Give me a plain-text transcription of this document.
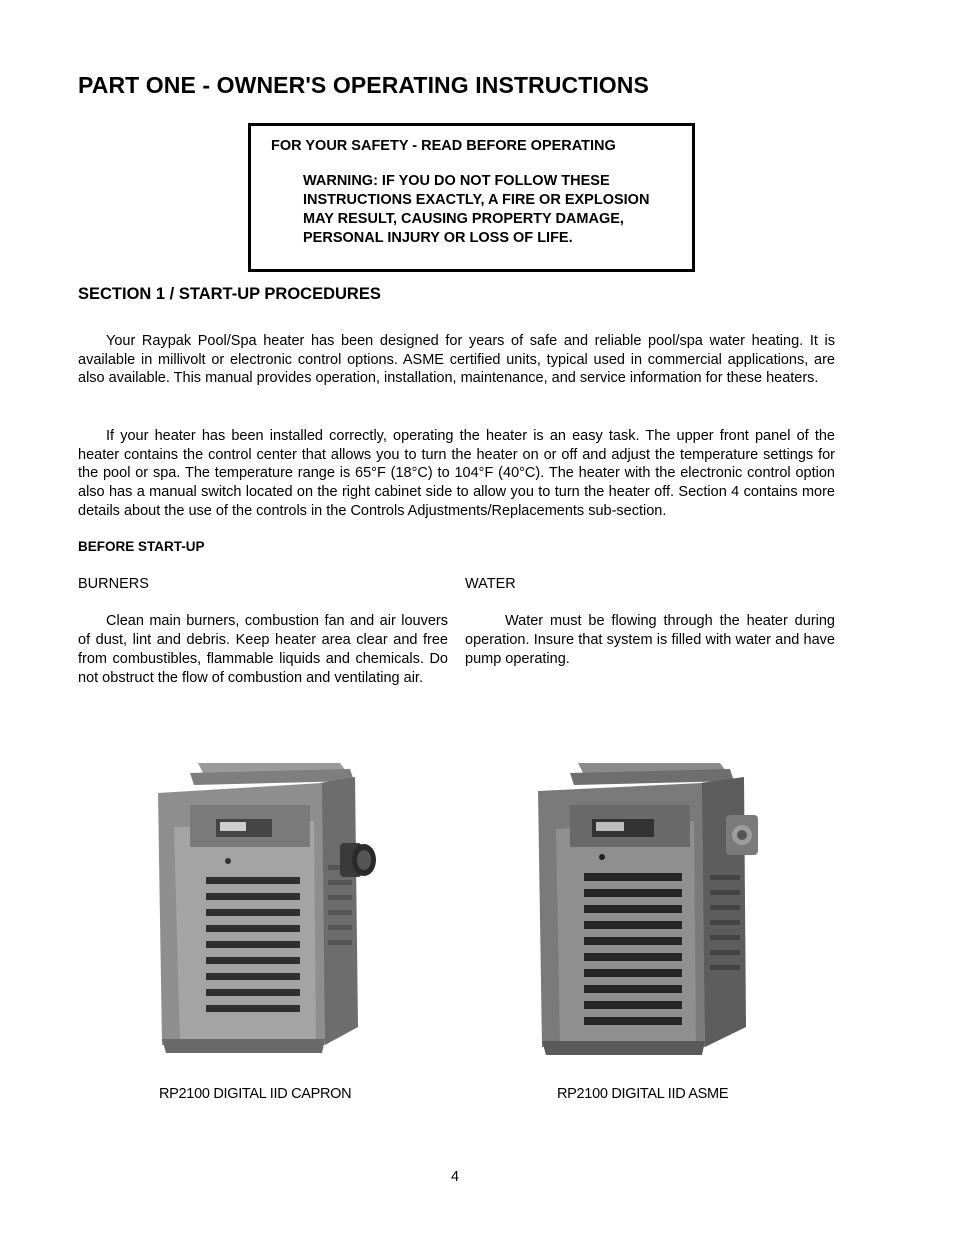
PART ONE - OWNER'S OPERATING INSTRUCTIONS
FOR YOUR SAFETY - READ BEFORE OPERATING
WARNING: IF YOU DO NOT FOLLOW THESE INSTRUCTIONS EXACTLY, A FIRE OR EXPLOSION MAY RESULT, CAUSING PROPERTY DAMAGE, PERSONAL INJURY OR LOSS OF LIFE.
SECTION 1 / START-UP PROCEDURES

Your Raypak Pool/Spa heater has been designed for years of safe and reliable pool/spa water heating. It is available in millivolt or electronic control options. ASME certified units, typical used in commercial applications, are also available. This manual provides operation, installation, maintenance, and service information for these heaters.

If your heater has been installed correctly, operating the heater is an easy task. The upper front panel of the heater contains the control center that allows you to turn the heater on or off and adjust the temperature settings for the pool or spa. The temperature range is 65°F (18°C) to 104°F (40°C). The heater with the electronic control option also has a manual switch located on the right cabinet side to allow you to turn the heater off. Section 4 contains more details about the use of the controls in the Controls Adjustments/Replacements sub-section.

BEFORE START-UP
BURNERS	WATER

Clean main burners, combustion fan and air louvers of dust, lint and debris. Keep heater area clear and free from combustibles, flammable liquids and chemicals. Do not obstruct the flow of combustion and ventilating air.

Water must be flowing through the heater during operation. Insure that system is filled with water and have pump operating.

RP2100 DIGITAL IID CAPRON	RP2100 DIGITAL IID ASME
4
────────────────────
= PROBLEM STATEMENT =
Reproduce each line of the entries in which the word "operation" is found.

= THE RESPONSE =
Your Raypak Pool/Spa heater has been designed for years of safe and reliable pool/spa water heating. It is available in millivolt or electronic control options. ASME certified units, typical used in commercial applications, are also available. This manual provides operation, installation, maintenance, and service information for these heaters.
Water must be flowing through the heater during operation. Insure that system is filled with water and have pump operating.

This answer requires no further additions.